* **Extracted information**:
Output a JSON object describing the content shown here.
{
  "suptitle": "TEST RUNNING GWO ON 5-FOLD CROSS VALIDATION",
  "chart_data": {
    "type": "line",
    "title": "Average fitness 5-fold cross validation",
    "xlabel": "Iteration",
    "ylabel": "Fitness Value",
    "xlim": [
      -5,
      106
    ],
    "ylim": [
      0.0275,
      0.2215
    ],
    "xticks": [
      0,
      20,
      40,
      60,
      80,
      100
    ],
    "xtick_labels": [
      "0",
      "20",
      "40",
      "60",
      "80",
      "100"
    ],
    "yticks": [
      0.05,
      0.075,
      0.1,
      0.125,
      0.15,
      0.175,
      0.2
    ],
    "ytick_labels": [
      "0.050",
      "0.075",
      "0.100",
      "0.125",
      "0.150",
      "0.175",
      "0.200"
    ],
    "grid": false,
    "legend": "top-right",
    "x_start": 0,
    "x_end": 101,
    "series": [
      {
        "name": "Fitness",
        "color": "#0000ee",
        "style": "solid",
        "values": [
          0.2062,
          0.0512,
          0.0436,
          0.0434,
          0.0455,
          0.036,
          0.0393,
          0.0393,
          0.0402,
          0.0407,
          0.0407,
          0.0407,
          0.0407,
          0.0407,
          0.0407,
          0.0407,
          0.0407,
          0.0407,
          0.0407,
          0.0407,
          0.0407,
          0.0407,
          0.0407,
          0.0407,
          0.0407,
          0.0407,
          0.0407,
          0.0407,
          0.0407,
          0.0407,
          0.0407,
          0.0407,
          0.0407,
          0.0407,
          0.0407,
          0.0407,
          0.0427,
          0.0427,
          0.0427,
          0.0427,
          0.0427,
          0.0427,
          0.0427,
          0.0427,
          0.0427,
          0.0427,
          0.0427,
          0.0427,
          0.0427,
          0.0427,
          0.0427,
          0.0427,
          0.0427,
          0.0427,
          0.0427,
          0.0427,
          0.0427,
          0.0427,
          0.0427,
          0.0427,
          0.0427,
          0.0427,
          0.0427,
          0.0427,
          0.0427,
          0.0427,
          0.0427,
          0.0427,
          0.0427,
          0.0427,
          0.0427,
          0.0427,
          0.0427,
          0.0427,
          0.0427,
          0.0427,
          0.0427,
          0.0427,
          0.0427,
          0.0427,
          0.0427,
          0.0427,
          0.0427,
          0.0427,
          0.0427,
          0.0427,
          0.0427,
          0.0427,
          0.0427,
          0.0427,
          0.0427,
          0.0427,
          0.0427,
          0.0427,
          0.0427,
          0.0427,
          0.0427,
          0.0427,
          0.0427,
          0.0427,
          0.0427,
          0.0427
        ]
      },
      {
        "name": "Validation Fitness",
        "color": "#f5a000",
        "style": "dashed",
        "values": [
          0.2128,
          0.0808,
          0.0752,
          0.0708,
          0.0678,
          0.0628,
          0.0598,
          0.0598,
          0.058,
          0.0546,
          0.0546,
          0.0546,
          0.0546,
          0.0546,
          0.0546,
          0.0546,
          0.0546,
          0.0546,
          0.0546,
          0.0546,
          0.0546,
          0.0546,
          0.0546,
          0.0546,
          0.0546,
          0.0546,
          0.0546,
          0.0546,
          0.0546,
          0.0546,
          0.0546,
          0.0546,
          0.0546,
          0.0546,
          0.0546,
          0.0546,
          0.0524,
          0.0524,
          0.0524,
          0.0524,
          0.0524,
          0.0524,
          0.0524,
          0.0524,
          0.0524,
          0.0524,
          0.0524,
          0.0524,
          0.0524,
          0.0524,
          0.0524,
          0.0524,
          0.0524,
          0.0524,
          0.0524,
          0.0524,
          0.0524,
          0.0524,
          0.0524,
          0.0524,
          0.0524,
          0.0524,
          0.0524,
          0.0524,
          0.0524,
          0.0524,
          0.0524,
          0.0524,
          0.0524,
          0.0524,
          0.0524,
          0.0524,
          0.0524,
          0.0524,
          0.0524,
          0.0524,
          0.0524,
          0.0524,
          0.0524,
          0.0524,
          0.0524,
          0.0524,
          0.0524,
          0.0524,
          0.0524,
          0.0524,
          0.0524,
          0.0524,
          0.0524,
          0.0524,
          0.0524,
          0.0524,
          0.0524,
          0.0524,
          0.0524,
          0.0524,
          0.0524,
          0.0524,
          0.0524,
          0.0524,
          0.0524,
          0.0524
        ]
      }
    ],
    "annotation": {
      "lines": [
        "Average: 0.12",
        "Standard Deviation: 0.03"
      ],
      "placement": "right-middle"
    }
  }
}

* **Instructions to follow**:
The whole listing above needs to be written out again exactly.

* **Output for this exercise**:
Output a JSON object describing the content shown here.
{
  "suptitle": "TEST RUNNING GWO ON 5-FOLD CROSS VALIDATION",
  "chart_data": {
    "type": "line",
    "title": "Average fitness 5-fold cross validation",
    "xlabel": "Iteration",
    "ylabel": "Fitness Value",
    "xlim": [
      -5,
      106
    ],
    "ylim": [
      0.0275,
      0.2215
    ],
    "xticks": [
      0,
      20,
      40,
      60,
      80,
      100
    ],
    "xtick_labels": [
      "0",
      "20",
      "40",
      "60",
      "80",
      "100"
    ],
    "yticks": [
      0.05,
      0.075,
      0.1,
      0.125,
      0.15,
      0.175,
      0.2
    ],
    "ytick_labels": [
      "0.050",
      "0.075",
      "0.100",
      "0.125",
      "0.150",
      "0.175",
      "0.200"
    ],
    "grid": false,
    "legend": "top-right",
    "x_start": 0,
    "x_end": 101,
    "series": [
      {
        "name": "Fitness",
        "color": "#0000ee",
        "style": "solid",
        "values": [
          0.2062,
          0.0512,
          0.0436,
          0.0434,
          0.0455,
          0.036,
          0.0393,
          0.0393,
          0.0402,
          0.0407,
          0.0407,
          0.0407,
          0.0407,
          0.0407,
          0.0407,
          0.0407,
          0.0407,
          0.0407,
          0.0407,
          0.0407,
          0.0407,
          0.0407,
          0.0407,
          0.0407,
          0.0407,
          0.0407,
          0.0407,
          0.0407,
          0.0407,
          0.0407,
          0.0407,
          0.0407,
          0.0407,
          0.0407,
          0.0407,
          0.0407,
          0.0427,
          0.0427,
          0.0427,
          0.0427,
          0.0427,
          0.0427,
          0.0427,
          0.0427,
          0.0427,
          0.0427,
          0.0427,
          0.0427,
          0.0427,
          0.0427,
          0.0427,
          0.0427,
          0.0427,
          0.0427,
          0.0427,
          0.0427,
          0.0427,
          0.0427,
          0.0427,
          0.0427,
          0.0427,
          0.0427,
          0.0427,
          0.0427,
          0.0427,
          0.0427,
          0.0427,
          0.0427,
          0.0427,
          0.0427,
          0.0427,
          0.0427,
          0.0427,
          0.0427,
          0.0427,
          0.0427,
          0.0427,
          0.0427,
          0.0427,
          0.0427,
          0.0427,
          0.0427,
          0.0427,
          0.0427,
          0.0427,
          0.0427,
          0.0427,
          0.0427,
          0.0427,
          0.0427,
          0.0427,
          0.0427,
          0.0427,
          0.0427,
          0.0427,
          0.0427,
          0.0427,
          0.0427,
          0.0427,
          0.0427,
          0.0427,
          0.0427
        ]
      },
      {
        "name": "Validation Fitness",
        "color": "#f5a000",
        "style": "dashed",
        "values": [
          0.2128,
          0.0808,
          0.0752,
          0.0708,
          0.0678,
          0.0628,
          0.0598,
          0.0598,
          0.058,
          0.0546,
          0.0546,
          0.0546,
          0.0546,
          0.0546,
          0.0546,
          0.0546,
          0.0546,
          0.0546,
          0.0546,
          0.0546,
          0.0546,
          0.0546,
          0.0546,
          0.0546,
          0.0546,
          0.0546,
          0.0546,
          0.0546,
          0.0546,
          0.0546,
          0.0546,
          0.0546,
          0.0546,
          0.0546,
          0.0546,
          0.0546,
          0.0524,
          0.0524,
          0.0524,
          0.0524,
          0.0524,
          0.0524,
          0.0524,
          0.0524,
          0.0524,
          0.0524,
          0.0524,
          0.0524,
          0.0524,
          0.0524,
          0.0524,
          0.0524,
          0.0524,
          0.0524,
          0.0524,
          0.0524,
          0.0524,
          0.0524,
          0.0524,
          0.0524,
          0.0524,
          0.0524,
          0.0524,
          0.0524,
          0.0524,
          0.0524,
          0.0524,
          0.0524,
          0.0524,
          0.0524,
          0.0524,
          0.0524,
          0.0524,
          0.0524,
          0.0524,
          0.0524,
          0.0524,
          0.0524,
          0.0524,
          0.0524,
          0.0524,
          0.0524,
          0.0524,
          0.0524,
          0.0524,
          0.0524,
          0.0524,
          0.0524,
          0.0524,
          0.0524,
          0.0524,
          0.0524,
          0.0524,
          0.0524,
          0.0524,
          0.0524,
          0.0524,
          0.0524,
          0.0524,
          0.0524,
          0.0524,
          0.0524
        ]
      }
    ],
    "annotation": {
      "lines": [
        "Average: 0.12",
        "Standard Deviation: 0.03"
      ],
      "placement": "right-middle"
    }
  }
}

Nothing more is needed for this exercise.